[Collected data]
------------------------

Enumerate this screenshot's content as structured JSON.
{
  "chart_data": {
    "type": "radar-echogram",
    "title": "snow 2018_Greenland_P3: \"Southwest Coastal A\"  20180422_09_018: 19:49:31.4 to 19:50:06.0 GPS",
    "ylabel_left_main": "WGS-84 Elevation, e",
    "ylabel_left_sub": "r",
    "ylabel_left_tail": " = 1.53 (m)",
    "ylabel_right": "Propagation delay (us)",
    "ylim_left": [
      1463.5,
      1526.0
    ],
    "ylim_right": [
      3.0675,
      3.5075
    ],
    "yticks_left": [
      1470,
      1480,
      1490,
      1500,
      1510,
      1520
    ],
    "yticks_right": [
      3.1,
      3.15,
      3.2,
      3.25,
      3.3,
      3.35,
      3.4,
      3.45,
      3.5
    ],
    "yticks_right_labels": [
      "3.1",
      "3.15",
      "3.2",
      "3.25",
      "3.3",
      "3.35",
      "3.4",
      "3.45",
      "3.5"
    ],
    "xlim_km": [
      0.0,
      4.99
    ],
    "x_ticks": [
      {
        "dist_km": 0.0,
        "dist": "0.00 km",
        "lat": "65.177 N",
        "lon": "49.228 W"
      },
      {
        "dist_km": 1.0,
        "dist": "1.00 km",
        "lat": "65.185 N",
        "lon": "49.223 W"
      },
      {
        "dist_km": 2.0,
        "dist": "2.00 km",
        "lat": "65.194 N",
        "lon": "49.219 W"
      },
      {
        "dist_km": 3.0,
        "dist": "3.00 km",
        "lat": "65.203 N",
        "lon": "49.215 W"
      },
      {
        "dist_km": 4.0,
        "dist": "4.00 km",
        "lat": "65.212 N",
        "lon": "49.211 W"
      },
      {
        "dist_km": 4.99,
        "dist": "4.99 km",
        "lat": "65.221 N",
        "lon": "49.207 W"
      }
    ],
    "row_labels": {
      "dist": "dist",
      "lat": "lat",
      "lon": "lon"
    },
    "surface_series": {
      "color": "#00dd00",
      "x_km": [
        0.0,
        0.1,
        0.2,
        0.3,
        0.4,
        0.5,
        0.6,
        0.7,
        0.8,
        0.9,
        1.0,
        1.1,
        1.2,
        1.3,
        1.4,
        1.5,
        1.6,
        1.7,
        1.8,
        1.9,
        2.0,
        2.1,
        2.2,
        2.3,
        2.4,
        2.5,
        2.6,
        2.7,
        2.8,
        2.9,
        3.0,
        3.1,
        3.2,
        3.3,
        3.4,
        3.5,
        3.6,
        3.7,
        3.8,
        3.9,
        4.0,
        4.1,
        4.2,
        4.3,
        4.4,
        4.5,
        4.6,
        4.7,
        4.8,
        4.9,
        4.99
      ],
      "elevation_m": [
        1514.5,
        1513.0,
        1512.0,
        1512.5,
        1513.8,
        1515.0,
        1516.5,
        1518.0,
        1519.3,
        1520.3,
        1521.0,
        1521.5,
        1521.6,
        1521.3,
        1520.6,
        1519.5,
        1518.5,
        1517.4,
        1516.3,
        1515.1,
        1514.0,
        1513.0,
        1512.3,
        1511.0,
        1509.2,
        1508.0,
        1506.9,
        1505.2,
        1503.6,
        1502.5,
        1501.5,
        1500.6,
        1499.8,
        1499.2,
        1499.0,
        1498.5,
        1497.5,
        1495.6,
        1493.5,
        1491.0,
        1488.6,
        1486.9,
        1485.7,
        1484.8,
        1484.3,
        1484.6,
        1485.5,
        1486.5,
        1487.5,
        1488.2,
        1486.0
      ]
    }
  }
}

------------------------

Aim of the exercise: Print the entries exactly. Include every one.

Full output:
Enumerate this screenshot's content as structured JSON.
{
  "chart_data": {
    "type": "radar-echogram",
    "title": "snow 2018_Greenland_P3: \"Southwest Coastal A\"  20180422_09_018: 19:49:31.4 to 19:50:06.0 GPS",
    "ylabel_left_main": "WGS-84 Elevation, e",
    "ylabel_left_sub": "r",
    "ylabel_left_tail": " = 1.53 (m)",
    "ylabel_right": "Propagation delay (us)",
    "ylim_left": [
      1463.5,
      1526.0
    ],
    "ylim_right": [
      3.0675,
      3.5075
    ],
    "yticks_left": [
      1470,
      1480,
      1490,
      1500,
      1510,
      1520
    ],
    "yticks_right": [
      3.1,
      3.15,
      3.2,
      3.25,
      3.3,
      3.35,
      3.4,
      3.45,
      3.5
    ],
    "yticks_right_labels": [
      "3.1",
      "3.15",
      "3.2",
      "3.25",
      "3.3",
      "3.35",
      "3.4",
      "3.45",
      "3.5"
    ],
    "xlim_km": [
      0.0,
      4.99
    ],
    "x_ticks": [
      {
        "dist_km": 0.0,
        "dist": "0.00 km",
        "lat": "65.177 N",
        "lon": "49.228 W"
      },
      {
        "dist_km": 1.0,
        "dist": "1.00 km",
        "lat": "65.185 N",
        "lon": "49.223 W"
      },
      {
        "dist_km": 2.0,
        "dist": "2.00 km",
        "lat": "65.194 N",
        "lon": "49.219 W"
      },
      {
        "dist_km": 3.0,
        "dist": "3.00 km",
        "lat": "65.203 N",
        "lon": "49.215 W"
      },
      {
        "dist_km": 4.0,
        "dist": "4.00 km",
        "lat": "65.212 N",
        "lon": "49.211 W"
      },
      {
        "dist_km": 4.99,
        "dist": "4.99 km",
        "lat": "65.221 N",
        "lon": "49.207 W"
      }
    ],
    "row_labels": {
      "dist": "dist",
      "lat": "lat",
      "lon": "lon"
    },
    "surface_series": {
      "color": "#00dd00",
      "x_km": [
        0.0,
        0.1,
        0.2,
        0.3,
        0.4,
        0.5,
        0.6,
        0.7,
        0.8,
        0.9,
        1.0,
        1.1,
        1.2,
        1.3,
        1.4,
        1.5,
        1.6,
        1.7,
        1.8,
        1.9,
        2.0,
        2.1,
        2.2,
        2.3,
        2.4,
        2.5,
        2.6,
        2.7,
        2.8,
        2.9,
        3.0,
        3.1,
        3.2,
        3.3,
        3.4,
        3.5,
        3.6,
        3.7,
        3.8,
        3.9,
        4.0,
        4.1,
        4.2,
        4.3,
        4.4,
        4.5,
        4.6,
        4.7,
        4.8,
        4.9,
        4.99
      ],
      "elevation_m": [
        1514.5,
        1513.0,
        1512.0,
        1512.5,
        1513.8,
        1515.0,
        1516.5,
        1518.0,
        1519.3,
        1520.3,
        1521.0,
        1521.5,
        1521.6,
        1521.3,
        1520.6,
        1519.5,
        1518.5,
        1517.4,
        1516.3,
        1515.1,
        1514.0,
        1513.0,
        1512.3,
        1511.0,
        1509.2,
        1508.0,
        1506.9,
        1505.2,
        1503.6,
        1502.5,
        1501.5,
        1500.6,
        1499.8,
        1499.2,
        1499.0,
        1498.5,
        1497.5,
        1495.6,
        1493.5,
        1491.0,
        1488.6,
        1486.9,
        1485.7,
        1484.8,
        1484.3,
        1484.6,
        1485.5,
        1486.5,
        1487.5,
        1488.2,
        1486.0
      ]
    }
  }
}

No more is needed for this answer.